REQUIRED WORK
Every line must be returned precisely as it is written.

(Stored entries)
******************************
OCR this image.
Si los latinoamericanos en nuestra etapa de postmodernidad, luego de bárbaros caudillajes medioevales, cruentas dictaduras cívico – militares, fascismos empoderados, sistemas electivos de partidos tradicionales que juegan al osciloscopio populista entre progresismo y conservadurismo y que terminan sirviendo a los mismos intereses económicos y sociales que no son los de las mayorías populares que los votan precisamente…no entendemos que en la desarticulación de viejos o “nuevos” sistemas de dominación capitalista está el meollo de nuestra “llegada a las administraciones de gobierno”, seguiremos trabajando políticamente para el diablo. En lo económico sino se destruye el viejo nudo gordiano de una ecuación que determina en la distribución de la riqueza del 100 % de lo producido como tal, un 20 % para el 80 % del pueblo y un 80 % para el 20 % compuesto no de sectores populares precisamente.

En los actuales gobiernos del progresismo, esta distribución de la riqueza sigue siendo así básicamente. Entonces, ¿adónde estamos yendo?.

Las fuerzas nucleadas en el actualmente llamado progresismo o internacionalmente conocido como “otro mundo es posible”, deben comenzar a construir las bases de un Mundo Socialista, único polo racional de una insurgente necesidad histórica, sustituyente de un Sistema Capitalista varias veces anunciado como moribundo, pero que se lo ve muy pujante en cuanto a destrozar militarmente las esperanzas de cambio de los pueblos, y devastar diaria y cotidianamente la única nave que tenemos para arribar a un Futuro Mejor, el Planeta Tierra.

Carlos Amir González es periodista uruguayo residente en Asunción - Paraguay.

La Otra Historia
******************************
SOLUTION FOR THIS EXERCISE
OCR this image.
Si los latinoamericanos en nuestra etapa de postmodernidad, luego de bárbaros caudillajes medioevales, cruentas dictaduras cívico – militares, fascismos empoderados, sistemas electivos de partidos tradicionales que juegan al osciloscopio populista entre progresismo y conservadurismo y que terminan sirviendo a los mismos intereses económicos y sociales que no son los de las mayorías populares que los votan precisamente…no entendemos que en la desarticulación de viejos o “nuevos” sistemas de dominación capitalista está el meollo de nuestra “llegada a las administraciones de gobierno”, seguiremos trabajando políticamente para el diablo. En lo económico sino se destruye el viejo nudo gordiano de una ecuación que determina en la distribución de la riqueza del 100 % de lo producido como tal, un 20 % para el 80 % del pueblo y un 80 % para el 20 % compuesto no de sectores populares precisamente.

En los actuales gobiernos del progresismo, esta distribución de la riqueza sigue siendo así básicamente. Entonces, ¿adónde estamos yendo?.

Las fuerzas nucleadas en el actualmente llamado progresismo o internacionalmente conocido como “otro mundo es posible”, deben comenzar a construir las bases de un Mundo Socialista, único polo racional de una insurgente necesidad histórica, sustituyente de un Sistema Capitalista varias veces anunciado como moribundo, pero que se lo ve muy pujante en cuanto a destrozar militarmente las esperanzas de cambio de los pueblos, y devastar diaria y cotidianamente la única nave que tenemos para arribar a un Futuro Mejor, el Planeta Tierra.

Carlos Amir González es periodista uruguayo residente en Asunción - Paraguay.

La Otra Historia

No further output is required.